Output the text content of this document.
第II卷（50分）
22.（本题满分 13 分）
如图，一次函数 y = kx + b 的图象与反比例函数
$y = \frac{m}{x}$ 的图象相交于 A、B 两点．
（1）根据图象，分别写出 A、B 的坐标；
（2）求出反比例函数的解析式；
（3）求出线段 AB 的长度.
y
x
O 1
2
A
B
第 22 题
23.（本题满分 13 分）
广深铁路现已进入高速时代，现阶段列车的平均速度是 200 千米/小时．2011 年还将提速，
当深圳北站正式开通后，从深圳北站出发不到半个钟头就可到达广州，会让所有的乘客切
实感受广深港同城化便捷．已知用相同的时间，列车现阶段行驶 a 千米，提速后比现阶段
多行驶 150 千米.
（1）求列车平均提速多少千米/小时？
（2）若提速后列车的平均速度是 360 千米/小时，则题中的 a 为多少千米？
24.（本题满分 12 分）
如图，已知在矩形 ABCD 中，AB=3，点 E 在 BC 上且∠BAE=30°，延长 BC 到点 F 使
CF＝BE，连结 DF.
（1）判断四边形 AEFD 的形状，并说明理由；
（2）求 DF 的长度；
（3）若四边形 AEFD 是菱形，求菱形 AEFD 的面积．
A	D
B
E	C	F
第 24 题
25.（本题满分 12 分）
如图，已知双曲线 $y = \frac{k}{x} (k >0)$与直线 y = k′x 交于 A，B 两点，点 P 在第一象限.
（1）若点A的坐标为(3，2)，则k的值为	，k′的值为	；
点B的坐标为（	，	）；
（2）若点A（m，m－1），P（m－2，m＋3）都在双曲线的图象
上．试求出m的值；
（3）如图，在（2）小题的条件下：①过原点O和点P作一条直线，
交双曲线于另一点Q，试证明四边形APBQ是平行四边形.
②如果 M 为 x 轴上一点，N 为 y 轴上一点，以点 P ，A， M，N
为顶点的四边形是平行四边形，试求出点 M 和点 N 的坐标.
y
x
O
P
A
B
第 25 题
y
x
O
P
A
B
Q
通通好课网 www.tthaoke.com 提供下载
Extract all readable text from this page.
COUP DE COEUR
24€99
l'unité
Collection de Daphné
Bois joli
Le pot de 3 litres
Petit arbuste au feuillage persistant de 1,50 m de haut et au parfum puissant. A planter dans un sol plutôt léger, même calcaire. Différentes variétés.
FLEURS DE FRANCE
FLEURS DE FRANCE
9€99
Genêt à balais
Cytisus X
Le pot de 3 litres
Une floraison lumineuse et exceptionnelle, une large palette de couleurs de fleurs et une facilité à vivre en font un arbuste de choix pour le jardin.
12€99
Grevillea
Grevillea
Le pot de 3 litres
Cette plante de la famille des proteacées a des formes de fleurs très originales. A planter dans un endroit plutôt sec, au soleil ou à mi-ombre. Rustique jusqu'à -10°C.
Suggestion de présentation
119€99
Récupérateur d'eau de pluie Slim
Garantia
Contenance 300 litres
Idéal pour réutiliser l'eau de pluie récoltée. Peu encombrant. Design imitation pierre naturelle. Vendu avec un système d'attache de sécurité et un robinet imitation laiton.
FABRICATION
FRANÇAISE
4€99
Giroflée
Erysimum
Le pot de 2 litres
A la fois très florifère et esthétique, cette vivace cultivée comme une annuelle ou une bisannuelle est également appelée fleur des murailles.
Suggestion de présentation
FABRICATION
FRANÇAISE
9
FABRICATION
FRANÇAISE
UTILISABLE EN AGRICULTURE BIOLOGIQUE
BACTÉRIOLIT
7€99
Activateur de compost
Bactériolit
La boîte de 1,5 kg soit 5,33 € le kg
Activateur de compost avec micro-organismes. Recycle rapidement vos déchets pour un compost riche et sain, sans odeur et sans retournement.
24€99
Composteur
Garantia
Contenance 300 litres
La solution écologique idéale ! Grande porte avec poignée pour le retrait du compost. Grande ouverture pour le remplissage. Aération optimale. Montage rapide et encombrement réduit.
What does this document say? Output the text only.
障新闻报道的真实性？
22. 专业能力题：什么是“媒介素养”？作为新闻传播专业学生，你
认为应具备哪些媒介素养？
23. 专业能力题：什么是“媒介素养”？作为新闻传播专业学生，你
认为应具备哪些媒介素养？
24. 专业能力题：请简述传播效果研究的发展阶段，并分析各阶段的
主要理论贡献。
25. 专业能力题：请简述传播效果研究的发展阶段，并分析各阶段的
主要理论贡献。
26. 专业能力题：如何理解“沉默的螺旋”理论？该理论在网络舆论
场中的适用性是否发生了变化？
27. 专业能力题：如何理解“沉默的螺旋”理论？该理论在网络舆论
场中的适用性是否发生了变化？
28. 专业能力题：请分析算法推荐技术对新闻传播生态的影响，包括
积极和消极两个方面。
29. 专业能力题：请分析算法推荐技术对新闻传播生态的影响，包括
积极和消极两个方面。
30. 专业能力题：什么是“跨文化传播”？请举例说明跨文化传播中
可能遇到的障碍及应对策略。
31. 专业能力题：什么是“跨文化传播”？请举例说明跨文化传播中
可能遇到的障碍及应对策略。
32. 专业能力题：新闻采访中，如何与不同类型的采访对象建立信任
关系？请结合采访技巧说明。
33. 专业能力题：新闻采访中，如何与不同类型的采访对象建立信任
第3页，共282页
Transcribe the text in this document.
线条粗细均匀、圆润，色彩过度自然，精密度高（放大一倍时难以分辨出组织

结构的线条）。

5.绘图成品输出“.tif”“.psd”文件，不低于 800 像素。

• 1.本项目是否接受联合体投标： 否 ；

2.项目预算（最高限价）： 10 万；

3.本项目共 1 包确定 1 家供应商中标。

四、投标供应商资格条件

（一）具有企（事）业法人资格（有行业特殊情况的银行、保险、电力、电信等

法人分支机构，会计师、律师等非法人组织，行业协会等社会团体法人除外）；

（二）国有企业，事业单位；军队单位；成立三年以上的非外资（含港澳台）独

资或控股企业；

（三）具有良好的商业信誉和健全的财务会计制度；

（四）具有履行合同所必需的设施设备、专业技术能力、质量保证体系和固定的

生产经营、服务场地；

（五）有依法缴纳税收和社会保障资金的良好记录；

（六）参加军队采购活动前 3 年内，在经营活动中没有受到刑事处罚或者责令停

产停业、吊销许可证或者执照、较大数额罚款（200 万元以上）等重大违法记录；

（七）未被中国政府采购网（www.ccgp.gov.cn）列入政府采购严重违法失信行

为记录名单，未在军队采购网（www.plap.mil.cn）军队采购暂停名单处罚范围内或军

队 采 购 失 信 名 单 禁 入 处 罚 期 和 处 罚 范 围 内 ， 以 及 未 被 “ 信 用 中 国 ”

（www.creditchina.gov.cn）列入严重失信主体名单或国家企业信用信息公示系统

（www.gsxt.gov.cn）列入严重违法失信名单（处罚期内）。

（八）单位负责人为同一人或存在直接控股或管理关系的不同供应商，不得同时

· · · ·

Direction: Write out the lines above, starting at the line that contains "Transcribe the text in this document." and ending with the final line, and nothing else; copy them exactly.

Correct answer:
Transcribe the text in this document.
线条粗细均匀、圆润，色彩过度自然，精密度高（放大一倍时难以分辨出组织

结构的线条）。

5.绘图成品输出“.tif”“.psd”文件，不低于 800 像素。

• 1.本项目是否接受联合体投标： 否 ；

2.项目预算（最高限价）： 10 万；

3.本项目共 1 包确定 1 家供应商中标。

四、投标供应商资格条件

（一）具有企（事）业法人资格（有行业特殊情况的银行、保险、电力、电信等

法人分支机构，会计师、律师等非法人组织，行业协会等社会团体法人除外）；

（二）国有企业，事业单位；军队单位；成立三年以上的非外资（含港澳台）独

资或控股企业；

（三）具有良好的商业信誉和健全的财务会计制度；

（四）具有履行合同所必需的设施设备、专业技术能力、质量保证体系和固定的

生产经营、服务场地；

（五）有依法缴纳税收和社会保障资金的良好记录；

（六）参加军队采购活动前 3 年内，在经营活动中没有受到刑事处罚或者责令停

产停业、吊销许可证或者执照、较大数额罚款（200 万元以上）等重大违法记录；

（七）未被中国政府采购网（www.ccgp.gov.cn）列入政府采购严重违法失信行

为记录名单，未在军队采购网（www.plap.mil.cn）军队采购暂停名单处罚范围内或军

队 采 购 失 信 名 单 禁 入 处 罚 期 和 处 罚 范 围 内 ， 以 及 未 被 “ 信 用 中 国 ”

（www.creditchina.gov.cn）列入严重失信主体名单或国家企业信用信息公示系统

（www.gsxt.gov.cn）列入严重违法失信名单（处罚期内）。

（八）单位负责人为同一人或存在直接控股或管理关系的不同供应商，不得同时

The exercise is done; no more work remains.